### [Data for processing]
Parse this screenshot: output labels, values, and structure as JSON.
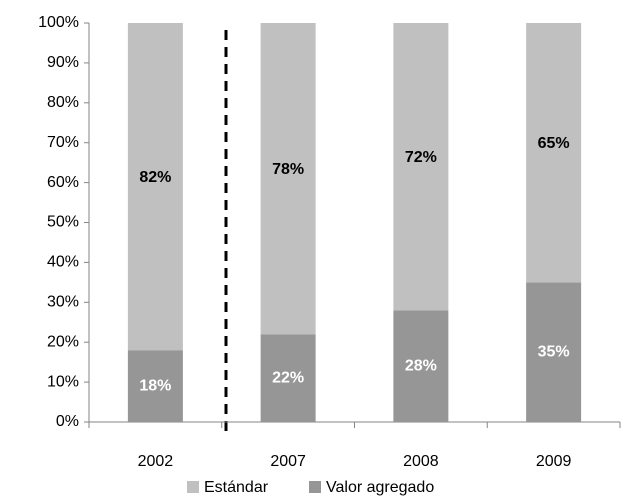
{
  "chart_data": {
    "type": "stacked_bar",
    "categories": [
      "2002",
      "2007",
      "2008",
      "2009"
    ],
    "series": [
      {
        "name": "Valor agregado",
        "color": "#969696",
        "label_color": "#ffffff",
        "values": [
          18,
          22,
          28,
          35
        ],
        "value_labels": [
          "18%",
          "22%",
          "28%",
          "35%"
        ]
      },
      {
        "name": "Estándar",
        "color": "#c0c0c0",
        "label_color": "#000000",
        "values": [
          82,
          78,
          72,
          65
        ],
        "value_labels": [
          "82%",
          "78%",
          "72%",
          "65%"
        ]
      }
    ],
    "ylim": [
      0,
      100
    ],
    "yticks": [
      {
        "value": 0,
        "label": "0%"
      },
      {
        "value": 10,
        "label": "10%"
      },
      {
        "value": 20,
        "label": "20%"
      },
      {
        "value": 30,
        "label": "30%"
      },
      {
        "value": 40,
        "label": "40%"
      },
      {
        "value": 50,
        "label": "50%"
      },
      {
        "value": 60,
        "label": "60%"
      },
      {
        "value": 70,
        "label": "70%"
      },
      {
        "value": 80,
        "label": "80%"
      },
      {
        "value": 90,
        "label": "90%"
      },
      {
        "value": 100,
        "label": "100%"
      }
    ],
    "legend": "bottom"
  }
}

### [Request]
Write the records above out again exactly, with no pictures in your copy.

### [Complete answer]
Parse this screenshot: output labels, values, and structure as JSON.
{
  "chart_data": {
    "type": "stacked_bar",
    "categories": [
      "2002",
      "2007",
      "2008",
      "2009"
    ],
    "series": [
      {
        "name": "Valor agregado",
        "color": "#969696",
        "label_color": "#ffffff",
        "values": [
          18,
          22,
          28,
          35
        ],
        "value_labels": [
          "18%",
          "22%",
          "28%",
          "35%"
        ]
      },
      {
        "name": "Estándar",
        "color": "#c0c0c0",
        "label_color": "#000000",
        "values": [
          82,
          78,
          72,
          65
        ],
        "value_labels": [
          "82%",
          "78%",
          "72%",
          "65%"
        ]
      }
    ],
    "ylim": [
      0,
      100
    ],
    "yticks": [
      {
        "value": 0,
        "label": "0%"
      },
      {
        "value": 10,
        "label": "10%"
      },
      {
        "value": 20,
        "label": "20%"
      },
      {
        "value": 30,
        "label": "30%"
      },
      {
        "value": 40,
        "label": "40%"
      },
      {
        "value": 50,
        "label": "50%"
      },
      {
        "value": 60,
        "label": "60%"
      },
      {
        "value": 70,
        "label": "70%"
      },
      {
        "value": 80,
        "label": "80%"
      },
      {
        "value": 90,
        "label": "90%"
      },
      {
        "value": 100,
        "label": "100%"
      }
    ],
    "legend": "bottom"
  }
}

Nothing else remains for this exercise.